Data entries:
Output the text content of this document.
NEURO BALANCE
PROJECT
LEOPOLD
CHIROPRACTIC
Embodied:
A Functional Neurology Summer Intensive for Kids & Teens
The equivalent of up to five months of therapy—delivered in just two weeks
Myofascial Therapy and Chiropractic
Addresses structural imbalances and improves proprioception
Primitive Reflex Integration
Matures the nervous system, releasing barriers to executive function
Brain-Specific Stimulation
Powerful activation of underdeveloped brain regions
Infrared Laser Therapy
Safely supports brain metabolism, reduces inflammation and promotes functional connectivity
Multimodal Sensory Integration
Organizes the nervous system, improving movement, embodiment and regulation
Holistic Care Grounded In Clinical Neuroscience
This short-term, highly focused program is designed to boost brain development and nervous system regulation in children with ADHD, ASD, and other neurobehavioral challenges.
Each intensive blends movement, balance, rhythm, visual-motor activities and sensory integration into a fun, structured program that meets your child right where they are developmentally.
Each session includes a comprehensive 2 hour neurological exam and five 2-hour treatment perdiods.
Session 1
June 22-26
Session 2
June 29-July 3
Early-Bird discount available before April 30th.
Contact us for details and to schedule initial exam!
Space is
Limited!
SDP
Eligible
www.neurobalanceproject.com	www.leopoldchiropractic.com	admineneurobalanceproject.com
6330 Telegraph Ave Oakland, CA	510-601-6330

- Problem statement -
Print all of the entries exactly as they are written.

- Solved problem -
Output the text content of this document.
NEURO BALANCE
PROJECT
LEOPOLD
CHIROPRACTIC
Embodied:
A Functional Neurology Summer Intensive for Kids & Teens
The equivalent of up to five months of therapy—delivered in just two weeks
Myofascial Therapy and Chiropractic
Addresses structural imbalances and improves proprioception
Primitive Reflex Integration
Matures the nervous system, releasing barriers to executive function
Brain-Specific Stimulation
Powerful activation of underdeveloped brain regions
Infrared Laser Therapy
Safely supports brain metabolism, reduces inflammation and promotes functional connectivity
Multimodal Sensory Integration
Organizes the nervous system, improving movement, embodiment and regulation
Holistic Care Grounded In Clinical Neuroscience
This short-term, highly focused program is designed to boost brain development and nervous system regulation in children with ADHD, ASD, and other neurobehavioral challenges.
Each intensive blends movement, balance, rhythm, visual-motor activities and sensory integration into a fun, structured program that meets your child right where they are developmentally.
Each session includes a comprehensive 2 hour neurological exam and five 2-hour treatment perdiods.
Session 1
June 22-26
Session 2
June 29-July 3
Early-Bird discount available before April 30th.
Contact us for details and to schedule initial exam!
Space is
Limited!
SDP
Eligible
www.neurobalanceproject.com	www.leopoldchiropractic.com	admineneurobalanceproject.com
6330 Telegraph Ave Oakland, CA	510-601-6330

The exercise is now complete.